- _Yapılacak İşler_
1. İş sağlığı ve güvenliği yazısına göre 6331 sayılı Kanun meslek hastalığını nasıl tanımlar?
2. İş sağlığı ve güvenliği yazısında "Maliye Postası Dergisi" ifadesini içeren sözlerle açılıp "biri gerçekleşmiş olacaktır." ile kapanan bölümü harfi harfine tekrarla.

- _Sayfa Alıntısı_
Maliye Postası Dergisi
İŞ YERLERİNDE İŞ KAZASI VE MESLEK HASTALIKLARININ ÖNLENMESİ İÇİN YAPILACAK ÇALIŞMALAR
Burak TUNA
İşyerlerinde yapılan iş sağlığı ve güvenliği çalışmalarının temel amacı muhtemel olabilecek iş kazaları ve meslek hastalıklarının oluşmasını önlemektir. Sağlıklı ve güvenli bir çalışma ortamında işini ifa eden işçiler sağlıklı oldukları için iş gücü kaybı olmayacak, kendilerini güvende hissettikleri, çalışırken gerekli özen ve dikkati gösterdikleri ve motive olmuş şekilde çalıştıkları için de işyerinin var oluş sebebi olan mal veya hizmet üretiminin kaliteli olması sağlanacaktır. Dolayısıyla, işyerinin üretiminin kaliteli olması, rakiplerine göre avantaj sağlaması ve kamuoyunda pozitif imaj oluşturması sağlanarak iş sağlığı ve güvenliği çalışmalarının dolaylı amaçlarından biri gerçekleşmiş olacaktır.
6331 sayılı İş Sağlığı ve Güvenliği Kanununda iş kazası; işyerinde veya işin yürütümü nedeniyle meydana gelen, ölüme sebebiyet veren veya vücut bütünlüğünü ruhen ya da bedenen engelli hâle getiren olay, meslek hastalığı da mesleki risklere maruziyet sonucu ortaya çıkan hastalık olarak tanımlanmıştır. Hangi durumların iş kazasından ve meslek hastalığından sayılacağı 5510 sayılı Sosyal Sigortalar ve Genel Sağlık Sigortası Kanunun da düzenlenmiştir. Bu yazımızda bu konuya girmeyeceğiz.
İşyerinde meydana gelebilecek iş kazaları ve meslek hastalıklarının önlenmesi için sistematik bir iş sağlığı ve güvenliği korunma ve önleme politikası uygulanmalıdır. Önleme; işyerinde yürütülen işlerin bütün safhalarında iş sağlığı ve güvenliği ile ilgili riskleri ortadan kaldırmak veya azaltmak için planlanan ve alınan tedbirlerin tümüdür. Burada önemli olan hangi durum da hangi önlemlerin alınması gerektiğine doğru karar vermektir.
Korunma ve önleme politikasının başarılı olabilmesi için işyerinde iş sağlığı ve güvenliği çalışmalarının proaktif (iş kazası veya meslek hastalığı yaşanmadan önlem almak) yaklaşımla hayata geçirilmesi gereklidir. Bu sebeple işyerinde doğru ve mevzuata uygun risk değerlendirmesi çalışmalarının yapılması ile çalışmalara başlanmalıdır. Risk değerlendirmesinin nasıl yapılacağını bir önceki yazımda sizlerle paylaşmıştım.

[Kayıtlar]
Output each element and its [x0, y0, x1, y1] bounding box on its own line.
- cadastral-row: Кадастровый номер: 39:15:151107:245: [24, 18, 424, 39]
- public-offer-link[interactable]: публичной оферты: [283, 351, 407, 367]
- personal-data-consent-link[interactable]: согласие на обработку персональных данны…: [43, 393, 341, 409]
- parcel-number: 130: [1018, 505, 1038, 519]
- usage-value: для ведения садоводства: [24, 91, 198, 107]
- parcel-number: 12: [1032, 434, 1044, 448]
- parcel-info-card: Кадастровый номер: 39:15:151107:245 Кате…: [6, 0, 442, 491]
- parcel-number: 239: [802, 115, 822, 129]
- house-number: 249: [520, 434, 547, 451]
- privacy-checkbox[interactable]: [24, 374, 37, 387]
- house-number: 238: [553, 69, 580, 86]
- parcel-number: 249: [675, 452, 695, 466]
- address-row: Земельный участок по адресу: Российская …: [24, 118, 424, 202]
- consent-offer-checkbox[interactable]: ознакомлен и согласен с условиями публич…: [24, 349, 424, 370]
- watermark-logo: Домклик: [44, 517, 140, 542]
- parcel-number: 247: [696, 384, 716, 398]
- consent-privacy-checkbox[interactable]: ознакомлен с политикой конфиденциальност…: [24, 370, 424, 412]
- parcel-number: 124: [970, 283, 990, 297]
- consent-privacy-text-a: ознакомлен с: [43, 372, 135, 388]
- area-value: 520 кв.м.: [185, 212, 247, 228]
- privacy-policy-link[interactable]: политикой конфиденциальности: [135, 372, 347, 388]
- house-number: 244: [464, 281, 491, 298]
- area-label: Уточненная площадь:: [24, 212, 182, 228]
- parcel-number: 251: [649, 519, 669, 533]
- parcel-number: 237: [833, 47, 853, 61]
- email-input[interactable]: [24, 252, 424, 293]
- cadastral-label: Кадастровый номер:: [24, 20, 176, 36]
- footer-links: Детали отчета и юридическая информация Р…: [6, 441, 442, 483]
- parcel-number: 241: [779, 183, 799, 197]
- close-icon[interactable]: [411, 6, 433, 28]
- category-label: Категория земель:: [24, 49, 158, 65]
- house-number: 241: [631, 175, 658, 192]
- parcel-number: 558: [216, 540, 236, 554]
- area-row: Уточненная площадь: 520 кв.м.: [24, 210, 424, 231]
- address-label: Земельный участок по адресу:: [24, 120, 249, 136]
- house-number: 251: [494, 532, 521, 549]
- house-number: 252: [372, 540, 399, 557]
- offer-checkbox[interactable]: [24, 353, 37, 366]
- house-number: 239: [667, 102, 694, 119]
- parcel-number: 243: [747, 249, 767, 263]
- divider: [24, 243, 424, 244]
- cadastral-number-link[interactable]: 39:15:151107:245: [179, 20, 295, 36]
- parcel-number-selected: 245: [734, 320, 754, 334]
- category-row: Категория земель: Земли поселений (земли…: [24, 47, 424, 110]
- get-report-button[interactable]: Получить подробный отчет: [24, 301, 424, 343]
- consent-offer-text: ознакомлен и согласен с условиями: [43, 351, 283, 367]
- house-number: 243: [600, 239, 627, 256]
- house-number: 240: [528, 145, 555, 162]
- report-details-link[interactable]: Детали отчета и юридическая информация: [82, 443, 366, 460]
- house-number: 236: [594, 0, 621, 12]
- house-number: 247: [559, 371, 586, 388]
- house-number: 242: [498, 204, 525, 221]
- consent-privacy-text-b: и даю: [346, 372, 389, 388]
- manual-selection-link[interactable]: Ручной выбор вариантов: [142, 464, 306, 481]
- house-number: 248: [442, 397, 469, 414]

- _Görev Bazında Çözümler_
1. Mesleki risklere maruziyet sonucu ortaya çıkan hastalık olarak tanımlar.

2.
Maliye Postası Dergisi
İŞ YERLERİNDE İŞ KAZASI VE MESLEK HASTALIKLARININ ÖNLENMESİ İÇİN YAPILACAK ÇALIŞMALAR
Burak TUNA
İşyerlerinde yapılan iş sağlığı ve güvenliği çalışmalarının temel amacı muhtemel olabilecek iş kazaları ve meslek hastalıklarının oluşmasını önlemektir. Sağlıklı ve güvenli bir çalışma ortamında işini ifa eden işçiler sağlıklı oldukları için iş gücü kaybı olmayacak, kendilerini güvende hissettikleri, çalışırken gerekli özen ve dikkati gösterdikleri ve motive olmuş şekilde çalıştıkları için de işyerinin var oluş sebebi olan mal veya hizmet üretiminin kaliteli olması sağlanacaktır. Dolayısıyla, işyerinin üretiminin kaliteli olması, rakiplerine göre avantaj sağlaması ve kamuoyunda pozitif imaj oluşturması sağlanarak iş sağlığı ve güvenliği çalışmalarının dolaylı amaçlarından biri gerçekleşmiş olacaktır.